Supplied material:
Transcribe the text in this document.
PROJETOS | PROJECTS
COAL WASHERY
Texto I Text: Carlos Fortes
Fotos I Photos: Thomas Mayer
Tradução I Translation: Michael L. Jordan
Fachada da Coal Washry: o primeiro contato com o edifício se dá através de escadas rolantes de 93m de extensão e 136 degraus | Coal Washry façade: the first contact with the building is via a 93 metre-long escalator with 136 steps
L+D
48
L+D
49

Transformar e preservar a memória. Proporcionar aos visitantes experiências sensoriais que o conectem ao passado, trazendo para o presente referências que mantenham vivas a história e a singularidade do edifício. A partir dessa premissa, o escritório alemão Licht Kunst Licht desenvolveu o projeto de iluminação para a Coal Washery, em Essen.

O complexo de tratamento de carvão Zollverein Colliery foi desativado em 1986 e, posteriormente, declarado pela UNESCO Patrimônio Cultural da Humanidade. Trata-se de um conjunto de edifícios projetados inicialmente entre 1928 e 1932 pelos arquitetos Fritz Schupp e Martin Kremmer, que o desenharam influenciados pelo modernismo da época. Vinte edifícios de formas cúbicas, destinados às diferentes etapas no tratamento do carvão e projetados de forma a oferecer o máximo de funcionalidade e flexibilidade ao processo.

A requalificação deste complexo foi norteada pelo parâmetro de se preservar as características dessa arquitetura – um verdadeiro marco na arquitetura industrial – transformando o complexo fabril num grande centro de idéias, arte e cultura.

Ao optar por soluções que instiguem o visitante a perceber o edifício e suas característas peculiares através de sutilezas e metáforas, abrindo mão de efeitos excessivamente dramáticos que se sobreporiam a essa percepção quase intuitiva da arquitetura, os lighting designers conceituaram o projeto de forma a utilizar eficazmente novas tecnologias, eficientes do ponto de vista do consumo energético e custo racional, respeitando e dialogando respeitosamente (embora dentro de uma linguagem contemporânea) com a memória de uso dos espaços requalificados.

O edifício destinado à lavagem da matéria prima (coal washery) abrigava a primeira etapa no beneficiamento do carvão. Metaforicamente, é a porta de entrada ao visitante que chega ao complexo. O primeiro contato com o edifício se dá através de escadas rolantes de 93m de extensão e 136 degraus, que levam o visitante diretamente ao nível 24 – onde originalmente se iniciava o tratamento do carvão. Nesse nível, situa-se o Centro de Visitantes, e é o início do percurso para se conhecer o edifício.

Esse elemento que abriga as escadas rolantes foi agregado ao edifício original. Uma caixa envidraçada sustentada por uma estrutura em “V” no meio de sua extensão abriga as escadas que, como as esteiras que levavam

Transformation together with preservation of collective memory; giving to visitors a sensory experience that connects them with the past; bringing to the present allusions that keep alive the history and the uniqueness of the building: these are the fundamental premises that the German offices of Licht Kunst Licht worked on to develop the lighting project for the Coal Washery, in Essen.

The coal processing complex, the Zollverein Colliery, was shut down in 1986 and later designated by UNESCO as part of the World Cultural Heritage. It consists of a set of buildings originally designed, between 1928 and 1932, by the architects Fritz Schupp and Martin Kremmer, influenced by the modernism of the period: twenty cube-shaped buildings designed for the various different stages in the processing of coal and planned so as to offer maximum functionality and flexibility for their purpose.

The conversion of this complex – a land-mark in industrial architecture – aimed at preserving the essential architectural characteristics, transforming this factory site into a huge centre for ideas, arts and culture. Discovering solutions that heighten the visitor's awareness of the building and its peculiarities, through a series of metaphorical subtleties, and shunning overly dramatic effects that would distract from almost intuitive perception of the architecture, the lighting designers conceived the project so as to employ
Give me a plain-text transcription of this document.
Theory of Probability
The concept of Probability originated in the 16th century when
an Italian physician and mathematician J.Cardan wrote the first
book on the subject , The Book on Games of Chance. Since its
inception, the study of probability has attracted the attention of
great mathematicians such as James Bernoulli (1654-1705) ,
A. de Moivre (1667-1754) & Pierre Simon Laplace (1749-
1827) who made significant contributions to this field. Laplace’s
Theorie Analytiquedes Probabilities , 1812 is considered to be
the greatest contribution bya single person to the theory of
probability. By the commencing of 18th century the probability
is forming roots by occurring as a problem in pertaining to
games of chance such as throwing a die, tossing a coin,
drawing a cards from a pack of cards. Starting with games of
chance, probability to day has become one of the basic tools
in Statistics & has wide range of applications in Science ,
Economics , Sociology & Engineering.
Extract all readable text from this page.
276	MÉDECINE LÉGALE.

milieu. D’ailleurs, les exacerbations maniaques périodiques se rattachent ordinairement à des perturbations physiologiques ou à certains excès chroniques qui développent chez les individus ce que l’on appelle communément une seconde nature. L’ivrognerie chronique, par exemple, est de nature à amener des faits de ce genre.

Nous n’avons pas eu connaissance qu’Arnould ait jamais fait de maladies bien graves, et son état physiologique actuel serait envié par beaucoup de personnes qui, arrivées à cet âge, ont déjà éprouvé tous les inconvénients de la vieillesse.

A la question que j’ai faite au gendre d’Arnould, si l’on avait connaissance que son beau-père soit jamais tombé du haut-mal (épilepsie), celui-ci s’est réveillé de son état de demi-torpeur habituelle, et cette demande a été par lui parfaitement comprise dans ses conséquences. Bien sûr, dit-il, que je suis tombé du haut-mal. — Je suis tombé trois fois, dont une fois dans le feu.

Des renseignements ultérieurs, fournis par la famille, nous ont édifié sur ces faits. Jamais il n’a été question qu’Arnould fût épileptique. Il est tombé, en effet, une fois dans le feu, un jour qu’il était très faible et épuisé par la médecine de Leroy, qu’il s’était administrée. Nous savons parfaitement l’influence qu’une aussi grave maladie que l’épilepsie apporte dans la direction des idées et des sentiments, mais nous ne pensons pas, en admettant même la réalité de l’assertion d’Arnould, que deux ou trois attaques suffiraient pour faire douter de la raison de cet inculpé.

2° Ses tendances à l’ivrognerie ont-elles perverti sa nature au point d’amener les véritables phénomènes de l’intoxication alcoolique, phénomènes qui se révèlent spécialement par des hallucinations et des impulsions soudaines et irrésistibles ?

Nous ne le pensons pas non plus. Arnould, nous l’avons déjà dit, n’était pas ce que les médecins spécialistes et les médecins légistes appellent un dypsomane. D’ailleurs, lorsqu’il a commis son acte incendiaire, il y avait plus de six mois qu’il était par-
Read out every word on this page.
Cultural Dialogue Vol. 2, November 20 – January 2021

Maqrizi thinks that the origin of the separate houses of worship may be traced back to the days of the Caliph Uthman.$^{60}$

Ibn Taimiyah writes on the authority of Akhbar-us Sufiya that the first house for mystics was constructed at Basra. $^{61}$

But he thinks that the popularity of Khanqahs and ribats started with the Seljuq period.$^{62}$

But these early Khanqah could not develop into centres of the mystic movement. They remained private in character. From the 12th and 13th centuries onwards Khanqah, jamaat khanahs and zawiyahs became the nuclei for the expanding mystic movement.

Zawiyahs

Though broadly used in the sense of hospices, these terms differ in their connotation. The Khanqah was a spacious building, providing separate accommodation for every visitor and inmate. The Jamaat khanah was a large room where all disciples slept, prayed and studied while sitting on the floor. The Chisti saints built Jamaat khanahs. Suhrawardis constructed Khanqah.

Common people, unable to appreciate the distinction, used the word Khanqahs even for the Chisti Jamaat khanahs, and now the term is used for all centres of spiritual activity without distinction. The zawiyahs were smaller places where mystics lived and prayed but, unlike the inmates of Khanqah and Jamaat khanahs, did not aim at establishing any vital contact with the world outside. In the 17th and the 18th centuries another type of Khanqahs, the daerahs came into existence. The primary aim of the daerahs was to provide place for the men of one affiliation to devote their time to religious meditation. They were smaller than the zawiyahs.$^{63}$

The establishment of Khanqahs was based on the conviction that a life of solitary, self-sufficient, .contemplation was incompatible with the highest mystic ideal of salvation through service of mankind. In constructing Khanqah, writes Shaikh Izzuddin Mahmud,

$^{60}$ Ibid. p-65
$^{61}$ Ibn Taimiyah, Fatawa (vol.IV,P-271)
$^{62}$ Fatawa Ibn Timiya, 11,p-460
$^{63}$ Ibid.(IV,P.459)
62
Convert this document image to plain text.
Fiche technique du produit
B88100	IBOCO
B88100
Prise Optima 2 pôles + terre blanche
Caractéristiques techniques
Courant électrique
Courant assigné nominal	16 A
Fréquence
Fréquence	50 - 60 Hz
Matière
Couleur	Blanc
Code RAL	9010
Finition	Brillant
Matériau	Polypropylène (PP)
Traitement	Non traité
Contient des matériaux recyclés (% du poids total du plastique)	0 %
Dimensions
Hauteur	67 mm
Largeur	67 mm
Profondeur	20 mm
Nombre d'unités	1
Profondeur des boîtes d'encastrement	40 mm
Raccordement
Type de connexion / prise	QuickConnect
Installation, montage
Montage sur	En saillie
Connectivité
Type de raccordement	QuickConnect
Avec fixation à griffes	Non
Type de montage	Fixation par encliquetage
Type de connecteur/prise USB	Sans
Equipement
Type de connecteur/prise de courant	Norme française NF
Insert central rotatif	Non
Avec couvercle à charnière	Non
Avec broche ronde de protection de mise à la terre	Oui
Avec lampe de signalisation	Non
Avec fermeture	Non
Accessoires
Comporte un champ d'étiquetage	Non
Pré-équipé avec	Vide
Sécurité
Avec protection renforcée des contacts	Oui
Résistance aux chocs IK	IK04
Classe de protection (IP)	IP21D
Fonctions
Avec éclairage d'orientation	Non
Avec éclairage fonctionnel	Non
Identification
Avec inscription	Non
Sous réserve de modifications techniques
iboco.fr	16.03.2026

Task: Only lines with "dessa" are wanted here; list each of them.

In response:
Transformar e preservar a memória. Proporcionar aos visitantes experiências sensoriais que o conectem ao passado, trazendo para o presente referências que mantenham vivas a história e a singularidade do edifício. A partir dessa premissa, o escritório alemão Licht Kunst Licht desenvolveu o projeto de iluminação para a Coal Washery, em Essen.
A requalificação deste complexo foi norteada pelo parâmetro de se preservar as características dessa arquitetura – um verdadeiro marco na arquitetura industrial – transformando o complexo fabril num grande centro de idéias, arte e cultura.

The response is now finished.